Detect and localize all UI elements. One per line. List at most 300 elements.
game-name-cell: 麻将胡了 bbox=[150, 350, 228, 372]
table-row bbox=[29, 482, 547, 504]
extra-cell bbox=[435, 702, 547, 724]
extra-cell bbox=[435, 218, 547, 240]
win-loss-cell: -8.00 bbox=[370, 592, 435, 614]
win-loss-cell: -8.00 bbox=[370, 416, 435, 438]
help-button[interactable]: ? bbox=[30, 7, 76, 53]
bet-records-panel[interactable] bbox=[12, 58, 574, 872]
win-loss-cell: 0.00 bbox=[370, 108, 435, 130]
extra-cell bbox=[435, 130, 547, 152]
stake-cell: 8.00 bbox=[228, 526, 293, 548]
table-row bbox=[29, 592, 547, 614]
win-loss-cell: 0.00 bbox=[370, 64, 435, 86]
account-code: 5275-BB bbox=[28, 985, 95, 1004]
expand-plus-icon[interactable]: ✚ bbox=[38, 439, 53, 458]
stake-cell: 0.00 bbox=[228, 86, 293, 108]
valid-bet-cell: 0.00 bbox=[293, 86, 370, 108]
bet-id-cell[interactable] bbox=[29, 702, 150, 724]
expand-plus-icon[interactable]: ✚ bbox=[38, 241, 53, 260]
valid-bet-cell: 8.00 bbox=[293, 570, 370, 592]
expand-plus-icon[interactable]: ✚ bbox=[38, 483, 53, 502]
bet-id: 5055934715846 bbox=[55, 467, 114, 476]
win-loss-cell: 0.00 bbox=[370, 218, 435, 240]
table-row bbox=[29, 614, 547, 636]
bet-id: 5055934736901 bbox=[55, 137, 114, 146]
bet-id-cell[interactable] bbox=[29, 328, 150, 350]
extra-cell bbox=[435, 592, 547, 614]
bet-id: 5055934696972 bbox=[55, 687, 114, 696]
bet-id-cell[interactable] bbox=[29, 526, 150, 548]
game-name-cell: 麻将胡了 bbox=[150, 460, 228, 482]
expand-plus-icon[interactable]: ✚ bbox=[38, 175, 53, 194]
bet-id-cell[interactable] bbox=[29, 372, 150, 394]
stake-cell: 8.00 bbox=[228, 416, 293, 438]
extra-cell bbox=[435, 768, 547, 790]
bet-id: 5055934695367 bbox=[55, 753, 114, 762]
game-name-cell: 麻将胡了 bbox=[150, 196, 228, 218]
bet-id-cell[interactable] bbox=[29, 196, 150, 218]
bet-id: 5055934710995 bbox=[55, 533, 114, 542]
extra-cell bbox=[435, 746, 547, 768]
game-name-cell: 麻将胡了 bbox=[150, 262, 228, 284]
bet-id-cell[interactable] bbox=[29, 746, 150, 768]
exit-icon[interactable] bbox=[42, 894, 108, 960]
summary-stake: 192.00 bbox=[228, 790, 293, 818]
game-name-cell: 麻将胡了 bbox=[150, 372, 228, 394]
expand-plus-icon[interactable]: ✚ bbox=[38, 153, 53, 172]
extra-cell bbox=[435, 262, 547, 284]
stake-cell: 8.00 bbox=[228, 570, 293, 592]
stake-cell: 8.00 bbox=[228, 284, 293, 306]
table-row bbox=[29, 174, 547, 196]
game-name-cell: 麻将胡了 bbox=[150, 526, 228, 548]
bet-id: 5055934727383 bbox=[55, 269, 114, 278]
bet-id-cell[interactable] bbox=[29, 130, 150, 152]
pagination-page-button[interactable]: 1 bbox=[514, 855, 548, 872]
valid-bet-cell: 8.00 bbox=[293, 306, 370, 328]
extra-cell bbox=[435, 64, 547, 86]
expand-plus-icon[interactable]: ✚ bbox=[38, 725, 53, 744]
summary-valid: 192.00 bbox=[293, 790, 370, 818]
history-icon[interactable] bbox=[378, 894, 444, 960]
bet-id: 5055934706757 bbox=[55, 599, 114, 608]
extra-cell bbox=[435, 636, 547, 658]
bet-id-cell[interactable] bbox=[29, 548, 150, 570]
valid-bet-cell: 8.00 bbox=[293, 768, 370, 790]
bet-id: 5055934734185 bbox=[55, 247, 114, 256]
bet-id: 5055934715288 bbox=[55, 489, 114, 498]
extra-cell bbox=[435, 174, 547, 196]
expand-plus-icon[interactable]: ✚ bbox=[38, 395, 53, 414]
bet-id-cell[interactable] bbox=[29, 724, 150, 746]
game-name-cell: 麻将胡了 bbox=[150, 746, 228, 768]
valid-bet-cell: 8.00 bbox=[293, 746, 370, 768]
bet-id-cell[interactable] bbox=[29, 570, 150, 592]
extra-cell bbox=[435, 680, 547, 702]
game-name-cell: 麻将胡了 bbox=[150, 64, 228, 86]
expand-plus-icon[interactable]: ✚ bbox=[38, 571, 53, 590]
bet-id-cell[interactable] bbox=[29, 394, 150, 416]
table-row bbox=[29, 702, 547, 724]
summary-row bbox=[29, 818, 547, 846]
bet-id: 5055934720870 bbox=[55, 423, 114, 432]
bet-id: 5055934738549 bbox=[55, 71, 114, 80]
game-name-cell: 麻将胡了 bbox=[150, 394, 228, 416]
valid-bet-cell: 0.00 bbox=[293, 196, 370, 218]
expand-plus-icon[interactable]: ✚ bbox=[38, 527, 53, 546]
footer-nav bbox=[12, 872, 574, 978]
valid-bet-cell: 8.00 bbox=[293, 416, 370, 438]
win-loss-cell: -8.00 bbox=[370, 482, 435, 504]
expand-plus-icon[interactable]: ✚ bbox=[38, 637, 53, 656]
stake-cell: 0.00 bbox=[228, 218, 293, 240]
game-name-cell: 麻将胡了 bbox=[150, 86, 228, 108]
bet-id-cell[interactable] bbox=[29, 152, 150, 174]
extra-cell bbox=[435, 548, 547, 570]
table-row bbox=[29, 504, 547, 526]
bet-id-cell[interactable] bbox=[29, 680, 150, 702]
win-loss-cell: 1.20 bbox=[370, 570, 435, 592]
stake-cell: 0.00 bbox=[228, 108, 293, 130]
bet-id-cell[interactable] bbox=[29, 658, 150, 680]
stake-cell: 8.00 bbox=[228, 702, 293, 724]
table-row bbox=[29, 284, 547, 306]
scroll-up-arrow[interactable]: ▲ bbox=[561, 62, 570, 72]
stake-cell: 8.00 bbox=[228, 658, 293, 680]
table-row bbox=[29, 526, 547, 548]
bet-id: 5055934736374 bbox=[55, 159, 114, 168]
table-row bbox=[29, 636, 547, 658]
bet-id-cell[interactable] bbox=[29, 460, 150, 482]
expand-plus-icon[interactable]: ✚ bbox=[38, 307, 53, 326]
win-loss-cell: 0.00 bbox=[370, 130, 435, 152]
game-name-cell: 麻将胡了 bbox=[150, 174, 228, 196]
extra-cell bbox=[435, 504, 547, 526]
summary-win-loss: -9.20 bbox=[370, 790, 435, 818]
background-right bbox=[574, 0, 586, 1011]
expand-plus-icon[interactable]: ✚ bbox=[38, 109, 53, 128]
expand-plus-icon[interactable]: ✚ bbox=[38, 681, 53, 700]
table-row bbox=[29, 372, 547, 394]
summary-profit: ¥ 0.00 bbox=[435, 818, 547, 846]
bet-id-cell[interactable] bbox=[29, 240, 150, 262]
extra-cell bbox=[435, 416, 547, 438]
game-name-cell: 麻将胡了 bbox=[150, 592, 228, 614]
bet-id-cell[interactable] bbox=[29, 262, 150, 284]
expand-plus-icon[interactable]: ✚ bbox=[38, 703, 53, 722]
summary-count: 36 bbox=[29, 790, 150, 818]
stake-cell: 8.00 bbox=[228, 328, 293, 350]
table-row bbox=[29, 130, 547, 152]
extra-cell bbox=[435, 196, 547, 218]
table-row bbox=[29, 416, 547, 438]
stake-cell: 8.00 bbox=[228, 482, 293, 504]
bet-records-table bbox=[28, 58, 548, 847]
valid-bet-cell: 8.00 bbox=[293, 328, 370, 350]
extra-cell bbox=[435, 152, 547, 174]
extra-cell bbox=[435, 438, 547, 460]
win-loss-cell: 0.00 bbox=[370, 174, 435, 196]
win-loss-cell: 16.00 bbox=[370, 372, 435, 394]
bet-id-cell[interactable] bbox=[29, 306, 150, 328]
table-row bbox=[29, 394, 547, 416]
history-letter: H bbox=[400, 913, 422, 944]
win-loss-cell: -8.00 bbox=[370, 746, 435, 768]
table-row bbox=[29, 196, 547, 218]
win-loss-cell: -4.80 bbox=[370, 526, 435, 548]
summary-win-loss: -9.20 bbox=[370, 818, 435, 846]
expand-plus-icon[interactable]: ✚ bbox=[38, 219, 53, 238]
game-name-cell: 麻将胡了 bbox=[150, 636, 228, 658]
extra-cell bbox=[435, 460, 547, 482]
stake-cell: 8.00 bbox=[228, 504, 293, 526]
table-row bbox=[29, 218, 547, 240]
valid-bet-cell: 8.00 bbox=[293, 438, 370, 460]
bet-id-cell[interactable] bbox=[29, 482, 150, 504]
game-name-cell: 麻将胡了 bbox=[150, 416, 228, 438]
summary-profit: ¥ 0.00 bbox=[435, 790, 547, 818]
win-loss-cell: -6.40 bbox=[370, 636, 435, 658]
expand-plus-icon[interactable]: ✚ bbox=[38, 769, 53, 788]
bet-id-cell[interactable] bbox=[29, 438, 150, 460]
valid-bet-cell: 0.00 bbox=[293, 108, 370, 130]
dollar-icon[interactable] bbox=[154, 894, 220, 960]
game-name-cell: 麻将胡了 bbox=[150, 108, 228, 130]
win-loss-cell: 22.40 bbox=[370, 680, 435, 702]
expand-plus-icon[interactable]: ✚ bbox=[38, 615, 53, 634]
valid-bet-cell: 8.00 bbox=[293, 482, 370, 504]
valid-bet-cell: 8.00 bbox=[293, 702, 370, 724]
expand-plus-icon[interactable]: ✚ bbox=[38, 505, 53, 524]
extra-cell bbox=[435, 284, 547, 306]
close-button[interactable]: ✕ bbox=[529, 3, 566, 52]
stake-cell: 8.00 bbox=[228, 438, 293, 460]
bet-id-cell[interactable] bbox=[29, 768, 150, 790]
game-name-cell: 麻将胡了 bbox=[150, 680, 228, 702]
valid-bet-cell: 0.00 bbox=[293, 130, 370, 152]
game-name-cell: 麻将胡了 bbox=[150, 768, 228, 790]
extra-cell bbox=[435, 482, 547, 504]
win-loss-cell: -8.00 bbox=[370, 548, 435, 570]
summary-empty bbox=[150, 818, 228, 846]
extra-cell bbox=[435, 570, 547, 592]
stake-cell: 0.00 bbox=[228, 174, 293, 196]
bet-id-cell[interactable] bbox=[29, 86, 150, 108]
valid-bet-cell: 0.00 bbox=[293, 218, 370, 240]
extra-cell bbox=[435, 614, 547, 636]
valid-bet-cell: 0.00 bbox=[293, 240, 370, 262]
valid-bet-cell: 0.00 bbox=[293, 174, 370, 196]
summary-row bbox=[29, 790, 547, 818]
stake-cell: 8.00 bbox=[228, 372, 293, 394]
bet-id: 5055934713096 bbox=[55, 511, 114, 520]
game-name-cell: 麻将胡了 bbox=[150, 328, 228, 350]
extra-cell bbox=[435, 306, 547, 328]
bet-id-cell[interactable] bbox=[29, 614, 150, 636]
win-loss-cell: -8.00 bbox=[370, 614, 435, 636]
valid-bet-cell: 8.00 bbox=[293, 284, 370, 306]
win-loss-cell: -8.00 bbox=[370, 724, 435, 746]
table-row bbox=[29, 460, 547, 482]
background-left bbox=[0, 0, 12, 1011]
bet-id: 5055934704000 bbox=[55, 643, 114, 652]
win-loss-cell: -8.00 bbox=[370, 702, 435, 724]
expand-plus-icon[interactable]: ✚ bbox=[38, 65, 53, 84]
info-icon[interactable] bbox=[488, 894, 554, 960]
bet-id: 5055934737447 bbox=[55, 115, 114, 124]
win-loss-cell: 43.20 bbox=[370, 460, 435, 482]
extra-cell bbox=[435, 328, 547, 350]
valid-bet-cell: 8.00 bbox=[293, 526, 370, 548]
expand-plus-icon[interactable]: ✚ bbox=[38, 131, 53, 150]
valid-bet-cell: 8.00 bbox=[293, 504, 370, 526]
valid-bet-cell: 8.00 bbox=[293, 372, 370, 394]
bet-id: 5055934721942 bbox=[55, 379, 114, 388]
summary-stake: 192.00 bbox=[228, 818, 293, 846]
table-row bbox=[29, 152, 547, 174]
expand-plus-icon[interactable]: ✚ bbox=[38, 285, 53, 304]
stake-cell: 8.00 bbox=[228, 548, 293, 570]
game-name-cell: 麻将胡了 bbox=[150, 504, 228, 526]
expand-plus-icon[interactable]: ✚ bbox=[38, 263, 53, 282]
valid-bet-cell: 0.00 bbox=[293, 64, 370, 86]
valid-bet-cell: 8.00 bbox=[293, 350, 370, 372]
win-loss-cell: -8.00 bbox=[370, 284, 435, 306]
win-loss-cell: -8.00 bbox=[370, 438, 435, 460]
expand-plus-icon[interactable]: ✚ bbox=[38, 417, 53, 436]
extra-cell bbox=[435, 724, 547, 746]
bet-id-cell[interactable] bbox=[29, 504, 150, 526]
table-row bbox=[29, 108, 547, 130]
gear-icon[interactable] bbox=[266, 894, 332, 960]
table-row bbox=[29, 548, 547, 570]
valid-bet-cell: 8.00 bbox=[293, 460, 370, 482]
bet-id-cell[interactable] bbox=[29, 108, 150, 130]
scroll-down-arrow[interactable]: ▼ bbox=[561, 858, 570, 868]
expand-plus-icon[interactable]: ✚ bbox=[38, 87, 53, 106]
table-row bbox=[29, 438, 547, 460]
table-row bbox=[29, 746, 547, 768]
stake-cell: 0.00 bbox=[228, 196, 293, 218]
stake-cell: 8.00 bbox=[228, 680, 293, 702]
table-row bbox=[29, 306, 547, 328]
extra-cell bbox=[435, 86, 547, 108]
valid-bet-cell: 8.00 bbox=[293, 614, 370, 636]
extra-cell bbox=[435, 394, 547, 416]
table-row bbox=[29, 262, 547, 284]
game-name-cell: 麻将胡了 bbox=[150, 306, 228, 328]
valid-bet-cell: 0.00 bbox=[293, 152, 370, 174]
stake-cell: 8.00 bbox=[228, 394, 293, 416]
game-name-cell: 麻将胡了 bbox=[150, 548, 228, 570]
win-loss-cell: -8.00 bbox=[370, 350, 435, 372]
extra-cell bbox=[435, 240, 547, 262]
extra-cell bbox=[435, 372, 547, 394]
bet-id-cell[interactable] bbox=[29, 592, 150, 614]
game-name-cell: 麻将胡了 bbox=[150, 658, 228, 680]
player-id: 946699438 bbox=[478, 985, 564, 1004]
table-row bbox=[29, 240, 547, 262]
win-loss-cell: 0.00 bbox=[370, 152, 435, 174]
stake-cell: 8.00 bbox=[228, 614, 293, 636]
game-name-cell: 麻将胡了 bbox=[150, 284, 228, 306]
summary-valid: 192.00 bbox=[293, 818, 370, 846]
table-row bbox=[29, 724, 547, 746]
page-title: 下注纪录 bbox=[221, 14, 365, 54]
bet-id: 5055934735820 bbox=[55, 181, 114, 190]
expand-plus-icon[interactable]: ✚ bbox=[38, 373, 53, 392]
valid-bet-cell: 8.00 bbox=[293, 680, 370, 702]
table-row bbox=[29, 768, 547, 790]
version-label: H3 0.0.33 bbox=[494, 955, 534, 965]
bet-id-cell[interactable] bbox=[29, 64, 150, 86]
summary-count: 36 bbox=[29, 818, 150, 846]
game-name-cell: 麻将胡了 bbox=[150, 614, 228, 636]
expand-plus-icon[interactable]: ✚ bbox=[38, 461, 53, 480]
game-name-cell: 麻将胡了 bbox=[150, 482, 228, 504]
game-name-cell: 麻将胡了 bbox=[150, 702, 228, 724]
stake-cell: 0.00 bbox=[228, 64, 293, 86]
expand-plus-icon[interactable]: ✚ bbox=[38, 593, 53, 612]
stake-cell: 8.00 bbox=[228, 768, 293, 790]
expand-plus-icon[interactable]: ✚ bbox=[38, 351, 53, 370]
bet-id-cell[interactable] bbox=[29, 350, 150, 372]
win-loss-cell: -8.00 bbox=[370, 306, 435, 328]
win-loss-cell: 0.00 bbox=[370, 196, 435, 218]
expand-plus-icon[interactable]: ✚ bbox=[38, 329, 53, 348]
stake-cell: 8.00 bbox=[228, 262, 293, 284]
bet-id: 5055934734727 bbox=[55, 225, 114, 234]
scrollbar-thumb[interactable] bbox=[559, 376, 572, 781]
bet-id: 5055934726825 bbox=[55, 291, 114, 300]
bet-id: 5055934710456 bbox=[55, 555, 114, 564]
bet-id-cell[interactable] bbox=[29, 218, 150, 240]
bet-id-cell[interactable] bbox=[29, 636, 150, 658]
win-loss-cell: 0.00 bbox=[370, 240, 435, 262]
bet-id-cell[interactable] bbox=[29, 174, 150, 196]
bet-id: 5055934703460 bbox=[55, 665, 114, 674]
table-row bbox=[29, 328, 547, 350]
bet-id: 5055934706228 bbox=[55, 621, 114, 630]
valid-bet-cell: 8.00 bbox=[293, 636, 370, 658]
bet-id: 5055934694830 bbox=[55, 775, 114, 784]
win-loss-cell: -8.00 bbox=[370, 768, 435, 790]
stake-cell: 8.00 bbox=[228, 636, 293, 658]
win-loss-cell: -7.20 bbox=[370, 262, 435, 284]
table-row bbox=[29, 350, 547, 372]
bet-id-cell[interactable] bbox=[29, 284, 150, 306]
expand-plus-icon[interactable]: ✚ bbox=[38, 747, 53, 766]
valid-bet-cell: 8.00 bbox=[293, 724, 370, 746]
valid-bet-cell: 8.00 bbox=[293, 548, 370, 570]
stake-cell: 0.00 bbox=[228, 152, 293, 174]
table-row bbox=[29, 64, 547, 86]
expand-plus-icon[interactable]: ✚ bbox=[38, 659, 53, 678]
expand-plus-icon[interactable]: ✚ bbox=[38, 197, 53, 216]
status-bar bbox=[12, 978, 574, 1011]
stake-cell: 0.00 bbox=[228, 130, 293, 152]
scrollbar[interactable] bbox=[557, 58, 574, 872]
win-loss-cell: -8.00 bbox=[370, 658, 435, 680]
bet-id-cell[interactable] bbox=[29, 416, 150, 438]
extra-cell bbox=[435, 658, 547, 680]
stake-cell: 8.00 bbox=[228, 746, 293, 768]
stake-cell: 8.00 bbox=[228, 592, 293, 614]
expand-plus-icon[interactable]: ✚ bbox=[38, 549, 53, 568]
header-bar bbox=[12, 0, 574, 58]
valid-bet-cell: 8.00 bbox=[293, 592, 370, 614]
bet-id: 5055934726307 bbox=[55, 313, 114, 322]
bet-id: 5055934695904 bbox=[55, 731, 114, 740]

────────────────

→ PROMPT
Copy word for word the lines of the data above, starting with the first line and going on through the line with "bet-id-cell[interactable] bbox=[29, 702, 150, 724]". Include both of these lines and leave out every line after them.

→ TASK OUTPUT
Detect and localize all UI elements. One per line. List at most 300 elements.
game-name-cell: 麻将胡了 bbox=[150, 350, 228, 372]
table-row bbox=[29, 482, 547, 504]
extra-cell bbox=[435, 702, 547, 724]
extra-cell bbox=[435, 218, 547, 240]
win-loss-cell: -8.00 bbox=[370, 592, 435, 614]
win-loss-cell: -8.00 bbox=[370, 416, 435, 438]
help-button[interactable]: ? bbox=[30, 7, 76, 53]
bet-records-panel[interactable] bbox=[12, 58, 574, 872]
win-loss-cell: 0.00 bbox=[370, 108, 435, 130]
extra-cell bbox=[435, 130, 547, 152]
stake-cell: 8.00 bbox=[228, 526, 293, 548]
table-row bbox=[29, 592, 547, 614]
win-loss-cell: 0.00 bbox=[370, 64, 435, 86]
account-code: 5275-BB bbox=[28, 985, 95, 1004]
expand-plus-icon[interactable]: ✚ bbox=[38, 439, 53, 458]
stake-cell: 0.00 bbox=[228, 86, 293, 108]
valid-bet-cell: 0.00 bbox=[293, 86, 370, 108]
bet-id-cell[interactable] bbox=[29, 702, 150, 724]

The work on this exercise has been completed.